◆ **Work to complete**:
One number is the whole answer: the tally of lines in the records that include the word "Herren".

◆ **Items listed in a dataset**:
- - - -
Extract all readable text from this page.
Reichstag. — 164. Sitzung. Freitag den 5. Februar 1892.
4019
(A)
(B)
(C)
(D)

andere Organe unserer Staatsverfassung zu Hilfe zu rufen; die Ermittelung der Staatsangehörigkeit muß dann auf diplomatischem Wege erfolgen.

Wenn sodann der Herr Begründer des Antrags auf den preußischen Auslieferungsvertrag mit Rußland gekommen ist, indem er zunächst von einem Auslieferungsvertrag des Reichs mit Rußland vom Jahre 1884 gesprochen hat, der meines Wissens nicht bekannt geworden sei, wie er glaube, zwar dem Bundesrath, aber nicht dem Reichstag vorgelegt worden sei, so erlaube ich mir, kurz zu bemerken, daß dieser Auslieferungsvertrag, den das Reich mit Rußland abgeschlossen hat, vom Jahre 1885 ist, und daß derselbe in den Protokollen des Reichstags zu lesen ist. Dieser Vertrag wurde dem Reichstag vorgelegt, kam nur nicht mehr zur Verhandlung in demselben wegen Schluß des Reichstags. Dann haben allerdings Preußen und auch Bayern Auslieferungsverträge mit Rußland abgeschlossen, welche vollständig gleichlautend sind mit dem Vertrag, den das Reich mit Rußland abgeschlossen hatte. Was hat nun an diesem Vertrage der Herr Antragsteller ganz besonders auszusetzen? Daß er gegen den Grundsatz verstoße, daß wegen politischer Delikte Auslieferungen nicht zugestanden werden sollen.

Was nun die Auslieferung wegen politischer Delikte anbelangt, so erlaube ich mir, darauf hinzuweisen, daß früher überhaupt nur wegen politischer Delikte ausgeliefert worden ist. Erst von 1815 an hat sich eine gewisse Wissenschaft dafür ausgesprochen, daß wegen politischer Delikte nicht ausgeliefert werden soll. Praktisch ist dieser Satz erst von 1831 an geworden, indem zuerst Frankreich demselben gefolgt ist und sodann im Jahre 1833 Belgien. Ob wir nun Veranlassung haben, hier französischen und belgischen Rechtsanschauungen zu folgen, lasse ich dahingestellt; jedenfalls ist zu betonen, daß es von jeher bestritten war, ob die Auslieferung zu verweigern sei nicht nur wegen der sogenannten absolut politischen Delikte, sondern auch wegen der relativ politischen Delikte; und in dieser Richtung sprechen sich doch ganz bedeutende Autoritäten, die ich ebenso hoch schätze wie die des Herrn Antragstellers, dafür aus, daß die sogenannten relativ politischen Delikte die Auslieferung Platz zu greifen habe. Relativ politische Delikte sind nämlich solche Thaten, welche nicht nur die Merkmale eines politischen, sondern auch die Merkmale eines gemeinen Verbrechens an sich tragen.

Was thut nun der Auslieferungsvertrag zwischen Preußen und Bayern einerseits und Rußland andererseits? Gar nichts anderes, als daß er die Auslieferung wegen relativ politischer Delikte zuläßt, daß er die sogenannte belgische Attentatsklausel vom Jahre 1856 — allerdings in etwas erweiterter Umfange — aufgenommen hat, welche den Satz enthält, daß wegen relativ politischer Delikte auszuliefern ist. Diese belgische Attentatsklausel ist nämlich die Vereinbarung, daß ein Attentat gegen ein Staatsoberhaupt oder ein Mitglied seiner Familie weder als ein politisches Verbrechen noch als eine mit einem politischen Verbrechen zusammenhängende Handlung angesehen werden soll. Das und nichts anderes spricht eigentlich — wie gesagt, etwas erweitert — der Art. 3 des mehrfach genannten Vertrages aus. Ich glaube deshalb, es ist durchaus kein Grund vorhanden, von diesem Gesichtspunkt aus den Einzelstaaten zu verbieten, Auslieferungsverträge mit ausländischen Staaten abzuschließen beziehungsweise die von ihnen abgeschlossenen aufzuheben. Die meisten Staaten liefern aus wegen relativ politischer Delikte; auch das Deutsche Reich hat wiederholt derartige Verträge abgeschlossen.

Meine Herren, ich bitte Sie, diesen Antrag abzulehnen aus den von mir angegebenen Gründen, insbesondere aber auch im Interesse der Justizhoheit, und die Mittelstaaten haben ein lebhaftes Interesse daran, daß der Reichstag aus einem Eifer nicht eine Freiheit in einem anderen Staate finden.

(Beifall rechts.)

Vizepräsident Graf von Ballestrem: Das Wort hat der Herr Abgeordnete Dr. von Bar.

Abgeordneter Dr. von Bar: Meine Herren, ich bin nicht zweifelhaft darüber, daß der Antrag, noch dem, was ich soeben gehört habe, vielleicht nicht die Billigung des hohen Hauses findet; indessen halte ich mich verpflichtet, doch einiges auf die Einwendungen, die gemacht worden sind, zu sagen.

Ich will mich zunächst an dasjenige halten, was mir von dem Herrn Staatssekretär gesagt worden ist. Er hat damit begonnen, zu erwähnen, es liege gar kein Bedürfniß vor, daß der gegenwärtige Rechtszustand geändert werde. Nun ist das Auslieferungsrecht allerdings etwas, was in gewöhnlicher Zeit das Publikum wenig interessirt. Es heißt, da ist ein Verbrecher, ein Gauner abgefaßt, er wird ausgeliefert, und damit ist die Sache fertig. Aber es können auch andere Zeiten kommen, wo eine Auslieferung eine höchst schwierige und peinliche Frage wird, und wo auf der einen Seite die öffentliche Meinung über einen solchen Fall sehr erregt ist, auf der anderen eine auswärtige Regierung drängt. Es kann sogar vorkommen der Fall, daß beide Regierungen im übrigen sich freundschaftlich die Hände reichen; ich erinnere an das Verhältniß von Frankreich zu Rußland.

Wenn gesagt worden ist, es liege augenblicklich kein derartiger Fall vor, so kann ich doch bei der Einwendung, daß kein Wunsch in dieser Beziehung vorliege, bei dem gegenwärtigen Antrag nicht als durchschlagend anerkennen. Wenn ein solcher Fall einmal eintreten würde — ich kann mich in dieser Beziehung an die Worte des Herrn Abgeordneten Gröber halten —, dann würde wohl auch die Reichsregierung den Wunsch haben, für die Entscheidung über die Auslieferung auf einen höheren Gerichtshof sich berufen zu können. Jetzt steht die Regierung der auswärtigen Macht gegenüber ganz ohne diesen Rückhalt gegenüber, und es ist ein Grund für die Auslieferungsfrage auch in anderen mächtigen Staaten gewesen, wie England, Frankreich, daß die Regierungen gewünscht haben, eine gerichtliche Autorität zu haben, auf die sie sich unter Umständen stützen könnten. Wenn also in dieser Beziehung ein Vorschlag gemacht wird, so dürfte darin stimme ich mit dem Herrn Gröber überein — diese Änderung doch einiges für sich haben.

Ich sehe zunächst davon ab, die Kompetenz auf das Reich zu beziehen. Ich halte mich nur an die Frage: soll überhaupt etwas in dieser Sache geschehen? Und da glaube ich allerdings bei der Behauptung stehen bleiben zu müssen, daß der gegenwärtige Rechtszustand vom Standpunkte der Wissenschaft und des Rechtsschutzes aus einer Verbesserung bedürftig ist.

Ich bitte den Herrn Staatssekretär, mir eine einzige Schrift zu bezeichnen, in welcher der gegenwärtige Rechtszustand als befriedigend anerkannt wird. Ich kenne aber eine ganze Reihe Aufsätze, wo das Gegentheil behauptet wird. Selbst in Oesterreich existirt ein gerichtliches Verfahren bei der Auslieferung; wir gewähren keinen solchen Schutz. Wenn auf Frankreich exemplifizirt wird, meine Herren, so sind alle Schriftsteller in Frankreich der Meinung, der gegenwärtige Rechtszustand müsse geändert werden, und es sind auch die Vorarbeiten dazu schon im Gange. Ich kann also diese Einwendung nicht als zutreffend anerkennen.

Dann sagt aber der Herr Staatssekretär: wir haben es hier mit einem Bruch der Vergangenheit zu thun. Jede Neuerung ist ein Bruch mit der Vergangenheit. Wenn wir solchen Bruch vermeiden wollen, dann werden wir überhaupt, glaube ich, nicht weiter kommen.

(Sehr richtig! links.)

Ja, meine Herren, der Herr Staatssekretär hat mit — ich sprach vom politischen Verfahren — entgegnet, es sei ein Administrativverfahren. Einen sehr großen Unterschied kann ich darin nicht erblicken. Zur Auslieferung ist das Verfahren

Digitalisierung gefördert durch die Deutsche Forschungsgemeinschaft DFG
- - - -
◆ **Written answer**:
4